:: SOURCE DOCUMENT ::
Toner also said the revisions do not change the procedures employees must follow before testifying in court or before Congress but “streamline the review process and also remind employees about existing rules regarding the disclosure of classified and other protected information.”
Streamline-apalooza! Here’s the laugh out loud cry from our favorite Veronica Mars:
“It’s an absolute overreach,” Rep. Jason Chaffetz, chairman of the House Oversight and Government Reform Committee told the Daily Signal:
“They should be able to talk to the media, they should be able to speak to Congress,” the Utah Republican said. “They have an absolute and total right to interact with Congress. There are whistleblower protections. That’s not a balanced approach to current and former employees’ rights.”
No kidding! We imagine that the State Department would say no one is preventing anyone from speaking to the media or Congress, they just want to know what you’re going to say first. Before you say it. And hey, the agency will even help you clean it up, if needed.
When the ACLU defended Mr. Van Buren in 2012, it made the following argument:
The Supreme Court has long made clear that public employees are protected by the First Amendment when they engage in speech about matters of public concern. A public employee’s First Amendment rights can be overcome only if the employee’s interest in the speech is outweighed by the govemment’s interest, as employer, in the orderly operation of the public workplace and the efﬁcient delivery of public services by public employees. Pickering v. Bd. of Educ, 391 U.S. 563, 568 (1968). The government bears an even greater burden of justiﬁcation when it prospectively restricts employees’ expression through a generally applicable statute or regulation. United States v. National Treasury Employees Union, 513 U.S. 454, 468 (1995) (“NTEU”).
The Supreme Court has repeatedly held that public employees retain their First Amendment rights even when speaking about issues directly related to their employment, as long as they are speaking as private citizens. Garcetti
v. Ceballos, 547 U.S. 430, 421 (2006).

:: INFORMATION SUPPLIED ::
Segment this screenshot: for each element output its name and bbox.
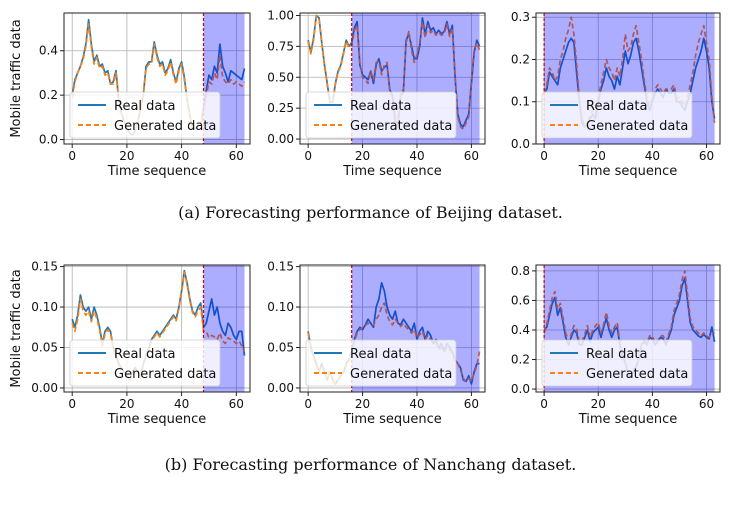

:: WRITTEN TASKS ::
1/ Do these statements agree with the post on State Department speech rules above? For each, answer yes or no and quote the words that decide it.
(a) Toner said the revisions change the procedures employees must follow before testifying before Congress.
(b) Chaffetz is a Republican from Utah.
(c) The ACLU defended Mr. Van Buren in 2012.
2/ Answer these questions using the post on State Department speech rules above:
(a) According to Toner, what existing rules do the revisions remind employees about?
(b) Which committee does Jason Chaffetz chair?
(c) Which case does the ACLU argument cite, with a 1995 date, on restricting employees' expression through a generally applicable statute or regulation?
3/ Continue the post on State Department speech rules from its final line.

:: RESULTS OF THE TASKS ::
1/
(a) No: "the revisions do not change the procedures employees must follow before testifying in court or before Congress"
(b) Yes: "the Utah Republican said"
(c) Yes: "When the ACLU defended Mr. Van Buren in 2012"

2/
(a) The rules regarding the disclosure of classified and other protected information.
(b) The House Oversight and Government Reform Committee.
(c) United States v. National Treasury Employees Union, 513 U.S. 454, 468 (1995).

3/
Further, the State Department’s pre-publication review policy, as applied to blog posts and articles, raises serious constitutional questions. Through its policy, the State Department is prospectively restricting the speech of Mr. Van Buren as well as all present and future State Department employees. Where, as here, the restriction limits speech before it occurs, the Supreme Court has made clear that the government’s burden is especially heightened. NTE U, 513 U.S. at 468. The State Department must show that the interests of potential audiences and a vast group of present and future employees are outweighed by that expression’s necessary impact on the actual operation of government. Id. Courts have also required careful tailoring of prospective restrictions to ensure they do not sweep too broadly and that they actually address the identiﬁed harm. Id. at 475. Given this heightened standard, it is highly unlikely that the State Department could sustain its burden of demonstrating that its policy is constitutional.
In 2012, the ACLU presumably, used the 2009 version of 3 FAM 4170. The updated version of 3 FAM 4170 issued July 27, 2015 is much tighter and has a much wider reach. We don’t know how one could argue that this enhanced policy could better sustain constitutional challenge. But then, perhaps, State has a stable of constitutional lawyers at a ready. Besides, those folks outside the building do not have legal standing to challenge these rules. So.
Oh, wait, perhaps, the State Department is also counting that no one will cross the fine line after Mr. Van Buren, and this policy functions, at its core, as a simple deterrent.
We acknowledge the reports. While we will not comment on or confirm the specifics of this particular assertion, we know that malicious actors often target email accounts of government and business leaders across the United States.
We’ve also inquired about its response, or guidance to personnel , if any, and the State Department, still on background, would only say this:
We believe it is important for not only government and private sector companies but also individuals to improve their cybersecurity practices. That is why this Administration is working hard to raise our cyber defenses across the board.
Well, we hope they’re talking to employees behind the firewall with more substance than this two-sentence practically useless response.
We have not been able to find anything State Department related-response/guidance on this on the public net, but DOD has some useful reminders posted on the wide-web, no logons required. The first set of slides below is actually a social networking cybersecurity awareness briefing by Diplomatic Security. The slide set appears dated a few years back (uses 2009 examples) and is not available, as far as we can tell, from state.gov. We found this set posted on the slideshare site maintained by the Defense Department. The other two set of slides are on opsec for families and one on geotagging safety for those who posts photos online. both from the DOD site.
Social Networking Cybersecurity Awareness
Social Media Cyber Security Awareness Briefing | OPSEC For Families
On July 27, 2015, two months short of Year 3 since Mr. Van Buren retired, the State Department without much fanfare released its new 3 FAM 4170 rules in 19 pages. For the “FAM is not a regulation; it’s recommendations” crowd, we hope you folks have great lawyers.
My! Look who’s covered!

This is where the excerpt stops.